* Problem details
Using the listing below, copy every line that mentions "JSON".

Stored records:
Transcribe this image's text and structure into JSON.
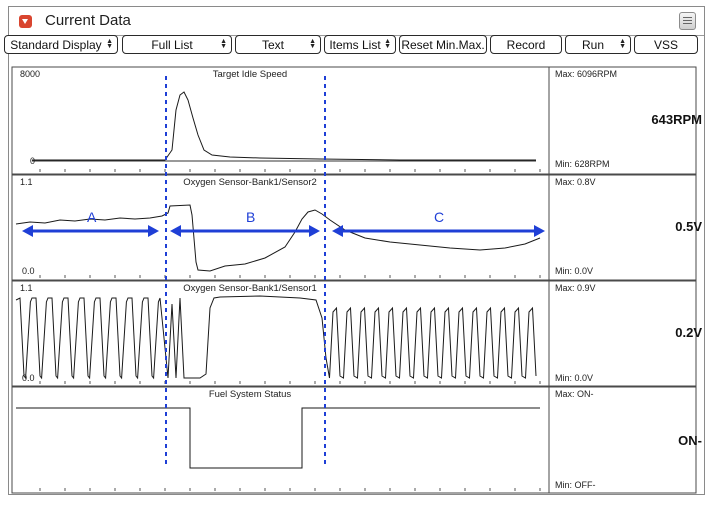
{
  "window": {
    "title": "Current Data",
    "menu_icon": "list-icon",
    "title_icon": "collapse-arrow-icon"
  },
  "toolbar": {
    "display_mode": "Standard Display",
    "list_mode": "Full List",
    "view_mode": "Text",
    "items_list": "Items List",
    "reset_minmax": "Reset Min.Max.",
    "record": "Record",
    "run": "Run",
    "vss": "VSS"
  },
  "panels": [
    {
      "title": "Target Idle Speed",
      "ymax_label": "8000",
      "ymin_label": "0",
      "max_text": "Max:  6096RPM",
      "min_text": "Min:   628RPM",
      "value": "643RPM"
    },
    {
      "title": "Oxygen Sensor-Bank1/Sensor2",
      "ymax_label": "1.1",
      "ymin_label": "0.0",
      "max_text": "Max:   0.8V",
      "min_text": "Min:    0.0V",
      "value": "0.5V"
    },
    {
      "title": "Oxygen Sensor-Bank1/Sensor1",
      "ymax_label": "1.1",
      "ymin_label": "0.0",
      "max_text": "Max:   0.9V",
      "min_text": "Min:    0.0V",
      "value": "0.2V"
    },
    {
      "title": "Fuel System Status",
      "ymax_label": "",
      "ymin_label": "",
      "max_text": "Max: ON-",
      "min_text": "Min:  OFF-",
      "value": "ON-"
    }
  ],
  "annotations": {
    "segment_a": "A",
    "segment_b": "B",
    "segment_c": "C"
  },
  "colors": {
    "annotation": "#1f3fd6",
    "trace": "#1a1a1a",
    "grid": "#7a7a7a"
  }
}
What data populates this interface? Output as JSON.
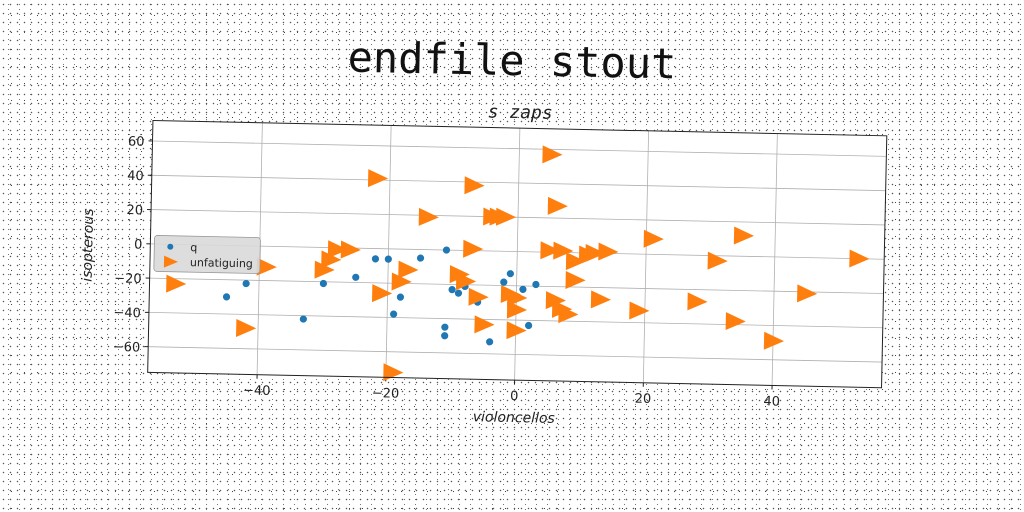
{
  "suptitle": "endfile stout",
  "chart_data": {
    "type": "scatter",
    "title": "s zaps",
    "xlabel": "violoncellos",
    "ylabel": "isopterous",
    "xlim": [
      -57,
      57
    ],
    "ylim": [
      -75,
      72
    ],
    "xticks": [
      -40,
      -20,
      0,
      20,
      40
    ],
    "yticks": [
      -60,
      -40,
      -20,
      0,
      20,
      40,
      60
    ],
    "grid": true,
    "legend_position": "center-left",
    "series": [
      {
        "name": "q",
        "marker": "circle",
        "color": "#1f77b4",
        "points": [
          [
            -45,
            -30
          ],
          [
            -42,
            -22
          ],
          [
            -33,
            -42
          ],
          [
            -30,
            -21
          ],
          [
            -25,
            -17
          ],
          [
            -22,
            -6
          ],
          [
            -20,
            -6
          ],
          [
            -19,
            -38
          ],
          [
            -18,
            -28
          ],
          [
            -15,
            -5
          ],
          [
            -11,
            -45
          ],
          [
            -11,
            -50
          ],
          [
            -11,
            0
          ],
          [
            -10,
            -23
          ],
          [
            -9,
            -25
          ],
          [
            -8,
            -21
          ],
          [
            -6,
            -30
          ],
          [
            -4,
            -53
          ],
          [
            -2,
            -18
          ],
          [
            -1,
            -13
          ],
          [
            1,
            -22
          ],
          [
            2,
            -43
          ],
          [
            3,
            -19
          ]
        ]
      },
      {
        "name": "unfatiguing",
        "marker": "triangle-right",
        "color": "#ff7f0e",
        "points": [
          [
            -53,
            -23
          ],
          [
            -42,
            -48
          ],
          [
            -39,
            -12
          ],
          [
            -30,
            -13
          ],
          [
            -29,
            -7
          ],
          [
            -28,
            -1
          ],
          [
            -26,
            -1
          ],
          [
            -22,
            41
          ],
          [
            -21,
            -26
          ],
          [
            -19,
            -72
          ],
          [
            -18,
            -19
          ],
          [
            -17,
            -12
          ],
          [
            -14,
            19
          ],
          [
            -9,
            -14
          ],
          [
            -8,
            -18
          ],
          [
            -7,
            38
          ],
          [
            -7,
            1
          ],
          [
            -6,
            -27
          ],
          [
            -5,
            -43
          ],
          [
            -4,
            20
          ],
          [
            -3,
            20
          ],
          [
            -2,
            20
          ],
          [
            -1,
            -25
          ],
          [
            0,
            -27
          ],
          [
            0,
            -34
          ],
          [
            0,
            -46
          ],
          [
            5,
            57
          ],
          [
            5,
            1
          ],
          [
            6,
            27
          ],
          [
            6,
            -28
          ],
          [
            7,
            1
          ],
          [
            7,
            -33
          ],
          [
            8,
            -36
          ],
          [
            9,
            -5
          ],
          [
            9,
            -16
          ],
          [
            11,
            -1
          ],
          [
            12,
            0
          ],
          [
            13,
            -27
          ],
          [
            14,
            1
          ],
          [
            19,
            -33
          ],
          [
            21,
            9
          ],
          [
            28,
            -27
          ],
          [
            31,
            -3
          ],
          [
            34,
            -38
          ],
          [
            35,
            12
          ],
          [
            40,
            -49
          ],
          [
            45,
            -21
          ],
          [
            53,
            0
          ]
        ]
      }
    ]
  }
}
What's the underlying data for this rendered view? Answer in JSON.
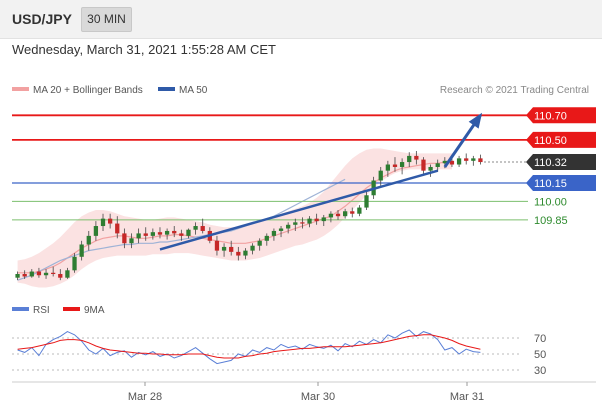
{
  "header": {
    "symbol": "USD/JPY",
    "timeframe": "30 MIN"
  },
  "timestamp": "Wednesday, March 31, 2021 1:55:28 AM CET",
  "legend": {
    "ma20": "MA 20 + Bollinger Bands",
    "ma50": "MA 50"
  },
  "credit": "Research © 2021 Trading Central",
  "colors": {
    "resistance": "#e81818",
    "current": "#333333",
    "pivot": "#3a64c8",
    "support": "#7cbf6e",
    "support_text": "#2e8b2e",
    "arrow": "#2f5aa8",
    "up": "#2e7d32",
    "down": "#c62828",
    "ma20": "#f2a1a1",
    "band_fill": "#fbe2e2",
    "ma50": "#9fb3d6",
    "rsi": "#5a7fd6",
    "rsi_ma": "#e81818"
  },
  "chart_data": [
    {
      "type": "candlestick",
      "ylim": [
        109.28,
        110.8
      ],
      "x_ticks": [
        "Mar 28",
        "Mar 30",
        "Mar 31"
      ],
      "price_labels": [
        "110.70",
        "110.50",
        "110.32",
        "110.15",
        "110.00",
        "109.85"
      ],
      "levels": [
        {
          "value": 110.7,
          "label": "110.70",
          "kind": "resistance"
        },
        {
          "value": 110.5,
          "label": "110.50",
          "kind": "resistance"
        },
        {
          "value": 110.32,
          "label": "110.32",
          "kind": "current"
        },
        {
          "value": 110.15,
          "label": "110.15",
          "kind": "pivot"
        },
        {
          "value": 110.0,
          "label": "110.00",
          "kind": "support"
        },
        {
          "value": 109.85,
          "label": "109.85",
          "kind": "support"
        }
      ],
      "candles": [
        [
          109.38,
          109.43,
          109.36,
          109.41
        ],
        [
          109.41,
          109.44,
          109.37,
          109.39
        ],
        [
          109.39,
          109.45,
          109.38,
          109.43
        ],
        [
          109.43,
          109.46,
          109.38,
          109.4
        ],
        [
          109.4,
          109.45,
          109.37,
          109.42
        ],
        [
          109.42,
          109.47,
          109.39,
          109.41
        ],
        [
          109.41,
          109.45,
          109.36,
          109.38
        ],
        [
          109.38,
          109.46,
          109.37,
          109.44
        ],
        [
          109.44,
          109.58,
          109.42,
          109.55
        ],
        [
          109.55,
          109.68,
          109.52,
          109.65
        ],
        [
          109.65,
          109.76,
          109.6,
          109.72
        ],
        [
          109.72,
          109.84,
          109.68,
          109.8
        ],
        [
          109.8,
          109.9,
          109.76,
          109.86
        ],
        [
          109.86,
          109.9,
          109.78,
          109.82
        ],
        [
          109.82,
          109.88,
          109.7,
          109.74
        ],
        [
          109.74,
          109.78,
          109.62,
          109.66
        ],
        [
          109.66,
          109.74,
          109.62,
          109.7
        ],
        [
          109.7,
          109.78,
          109.66,
          109.74
        ],
        [
          109.74,
          109.79,
          109.68,
          109.72
        ],
        [
          109.72,
          109.78,
          109.69,
          109.75
        ],
        [
          109.75,
          109.79,
          109.7,
          109.73
        ],
        [
          109.73,
          109.78,
          109.69,
          109.76
        ],
        [
          109.76,
          109.8,
          109.71,
          109.74
        ],
        [
          109.74,
          109.77,
          109.68,
          109.72
        ],
        [
          109.72,
          109.78,
          109.7,
          109.77
        ],
        [
          109.77,
          109.83,
          109.73,
          109.8
        ],
        [
          109.8,
          109.86,
          109.74,
          109.76
        ],
        [
          109.76,
          109.79,
          109.66,
          109.68
        ],
        [
          109.68,
          109.72,
          109.56,
          109.6
        ],
        [
          109.6,
          109.66,
          109.55,
          109.63
        ],
        [
          109.63,
          109.68,
          109.56,
          109.59
        ],
        [
          109.59,
          109.63,
          109.52,
          109.56
        ],
        [
          109.56,
          109.62,
          109.53,
          109.6
        ],
        [
          109.6,
          109.66,
          109.57,
          109.64
        ],
        [
          109.64,
          109.7,
          109.6,
          109.68
        ],
        [
          109.68,
          109.74,
          109.64,
          109.72
        ],
        [
          109.72,
          109.78,
          109.68,
          109.76
        ],
        [
          109.76,
          109.8,
          109.71,
          109.78
        ],
        [
          109.78,
          109.83,
          109.74,
          109.81
        ],
        [
          109.81,
          109.86,
          109.76,
          109.83
        ],
        [
          109.83,
          109.87,
          109.78,
          109.82
        ],
        [
          109.82,
          109.88,
          109.79,
          109.86
        ],
        [
          109.86,
          109.9,
          109.81,
          109.84
        ],
        [
          109.84,
          109.89,
          109.8,
          109.87
        ],
        [
          109.87,
          109.92,
          109.83,
          109.9
        ],
        [
          109.9,
          109.93,
          109.85,
          109.88
        ],
        [
          109.88,
          109.94,
          109.86,
          109.92
        ],
        [
          109.92,
          109.95,
          109.87,
          109.9
        ],
        [
          109.9,
          109.97,
          109.88,
          109.95
        ],
        [
          109.95,
          110.08,
          109.93,
          110.05
        ],
        [
          110.05,
          110.2,
          110.02,
          110.17
        ],
        [
          110.17,
          110.28,
          110.12,
          110.25
        ],
        [
          110.25,
          110.33,
          110.2,
          110.3
        ],
        [
          110.3,
          110.36,
          110.24,
          110.28
        ],
        [
          110.28,
          110.35,
          110.22,
          110.32
        ],
        [
          110.32,
          110.4,
          110.28,
          110.37
        ],
        [
          110.37,
          110.41,
          110.3,
          110.34
        ],
        [
          110.34,
          110.36,
          110.22,
          110.25
        ],
        [
          110.25,
          110.3,
          110.2,
          110.28
        ],
        [
          110.28,
          110.34,
          110.24,
          110.31
        ],
        [
          110.31,
          110.36,
          110.27,
          110.33
        ],
        [
          110.33,
          110.37,
          110.28,
          110.3
        ],
        [
          110.3,
          110.37,
          110.28,
          110.35
        ],
        [
          110.35,
          110.39,
          110.3,
          110.33
        ],
        [
          110.33,
          110.37,
          110.29,
          110.35
        ],
        [
          110.35,
          110.38,
          110.3,
          110.32
        ]
      ],
      "ma20": [
        109.42,
        109.42,
        109.42,
        109.43,
        109.45,
        109.47,
        109.5,
        109.54,
        109.58,
        109.62,
        109.65,
        109.68,
        109.7,
        109.71,
        109.72,
        109.72,
        109.71,
        109.7,
        109.7,
        109.71,
        109.72,
        109.72,
        109.73,
        109.73,
        109.72,
        109.71,
        109.7,
        109.69,
        109.68,
        109.67,
        109.66,
        109.66,
        109.66,
        109.67,
        109.68,
        109.7,
        109.72,
        109.74,
        109.76,
        109.78,
        109.8,
        109.82,
        109.84,
        109.86,
        109.88,
        109.92,
        109.96,
        110.01,
        110.06,
        110.11,
        110.15,
        110.19,
        110.22,
        110.25,
        110.27,
        110.28,
        110.29,
        110.3,
        110.31,
        110.31,
        110.32,
        110.32
      ],
      "bb_upper": [
        109.52,
        109.53,
        109.55,
        109.58,
        109.62,
        109.66,
        109.71,
        109.77,
        109.83,
        109.88,
        109.91,
        109.93,
        109.93,
        109.92,
        109.9,
        109.88,
        109.87,
        109.86,
        109.85,
        109.85,
        109.86,
        109.87,
        109.87,
        109.86,
        109.85,
        109.84,
        109.83,
        109.81,
        109.8,
        109.79,
        109.79,
        109.79,
        109.8,
        109.82,
        109.84,
        109.86,
        109.88,
        109.9,
        109.92,
        109.94,
        109.96,
        109.99,
        110.03,
        110.08,
        110.15,
        110.22,
        110.29,
        110.35,
        110.39,
        110.42,
        110.43,
        110.43,
        110.42,
        110.41,
        110.4,
        110.39,
        110.39,
        110.39,
        110.39,
        110.39,
        110.39,
        110.39
      ],
      "bb_lower": [
        109.34,
        109.33,
        109.31,
        109.3,
        109.3,
        109.31,
        109.33,
        109.36,
        109.4,
        109.45,
        109.49,
        109.52,
        109.54,
        109.55,
        109.56,
        109.56,
        109.56,
        109.56,
        109.56,
        109.57,
        109.57,
        109.57,
        109.58,
        109.58,
        109.58,
        109.57,
        109.56,
        109.55,
        109.54,
        109.53,
        109.52,
        109.52,
        109.52,
        109.53,
        109.54,
        109.56,
        109.58,
        109.6,
        109.62,
        109.64,
        109.65,
        109.67,
        109.69,
        109.72,
        109.76,
        109.81,
        109.87,
        109.93,
        109.99,
        110.05,
        110.11,
        110.16,
        110.2,
        110.23,
        110.25,
        110.26,
        110.26,
        110.26,
        110.26,
        110.26,
        110.26,
        110.26
      ],
      "ma50": [
        109.36,
        109.38,
        109.4,
        109.43,
        109.46,
        109.49,
        109.52,
        109.54,
        109.56,
        109.58,
        109.6,
        109.61,
        109.62,
        109.63,
        109.64,
        109.65,
        109.65,
        109.66,
        109.66,
        109.66,
        109.67,
        109.67,
        109.68,
        109.69,
        109.7,
        109.71,
        109.72,
        109.73,
        109.74,
        109.75,
        109.76,
        109.78,
        109.8,
        109.82,
        109.84,
        109.86,
        109.88,
        109.91,
        109.94,
        109.97,
        110.0,
        110.03,
        110.06,
        110.09,
        110.12,
        110.15,
        110.18
      ],
      "trendline": [
        [
          20,
          109.61
        ],
        [
          59,
          110.25
        ]
      ],
      "projection": [
        [
          60,
          110.28
        ],
        [
          65,
          110.7
        ]
      ]
    },
    {
      "type": "line",
      "ylim": [
        20,
        90
      ],
      "y_ticks": [
        "70",
        "50",
        "30"
      ],
      "legend": [
        "RSI",
        "9MA"
      ],
      "rsi": [
        55,
        52,
        58,
        48,
        62,
        68,
        72,
        78,
        74,
        66,
        55,
        50,
        57,
        48,
        52,
        54,
        46,
        52,
        49,
        53,
        47,
        50,
        45,
        48,
        53,
        58,
        51,
        44,
        38,
        40,
        42,
        50,
        47,
        55,
        52,
        58,
        55,
        62,
        58,
        60,
        56,
        62,
        59,
        57,
        61,
        54,
        63,
        59,
        66,
        62,
        68,
        64,
        74,
        70,
        76,
        80,
        72,
        78,
        75,
        68,
        55,
        58,
        50,
        56,
        53,
        52
      ],
      "rsi_ma": [
        56,
        57,
        58,
        60,
        62,
        64,
        67,
        68,
        68,
        67,
        64,
        60,
        57,
        55,
        54,
        53,
        52,
        51,
        51,
        50,
        50,
        49,
        49,
        49,
        50,
        50,
        50,
        48,
        46,
        45,
        45,
        45,
        47,
        48,
        50,
        51,
        53,
        54,
        55,
        56,
        57,
        57,
        58,
        59,
        59,
        59,
        59,
        60,
        61,
        62,
        63,
        64,
        66,
        68,
        70,
        72,
        73,
        74,
        74,
        72,
        70,
        67,
        63,
        60,
        58,
        56
      ]
    }
  ]
}
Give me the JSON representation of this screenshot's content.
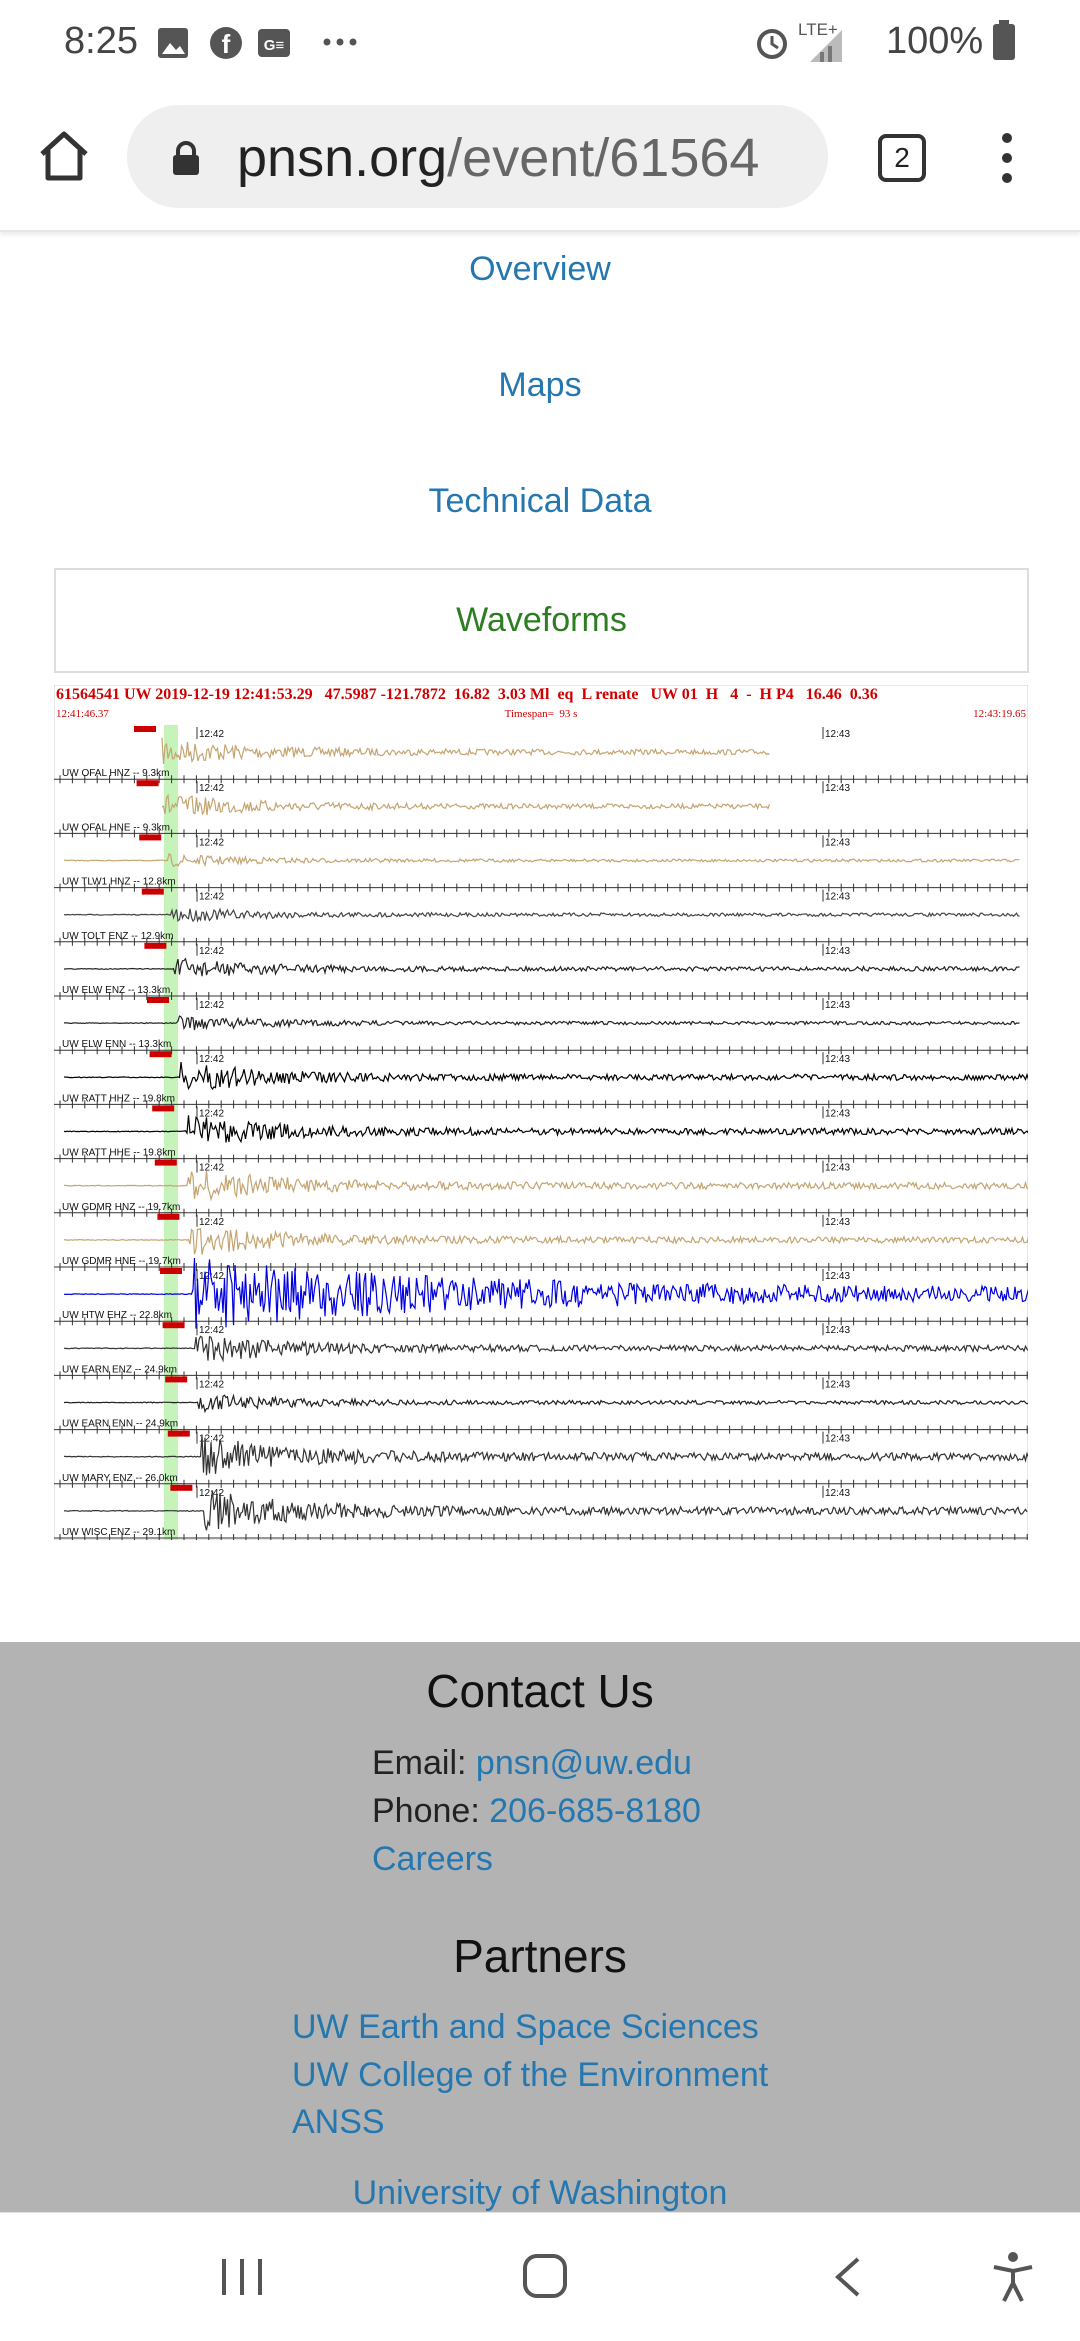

* Answer
Transcribe this image's text and structure into JSON.
What data populates this interface? Output as JSON.
What's the underlying data for this rendered view? Answer in JSON.
Give me the JSON representation of this screenshot's content.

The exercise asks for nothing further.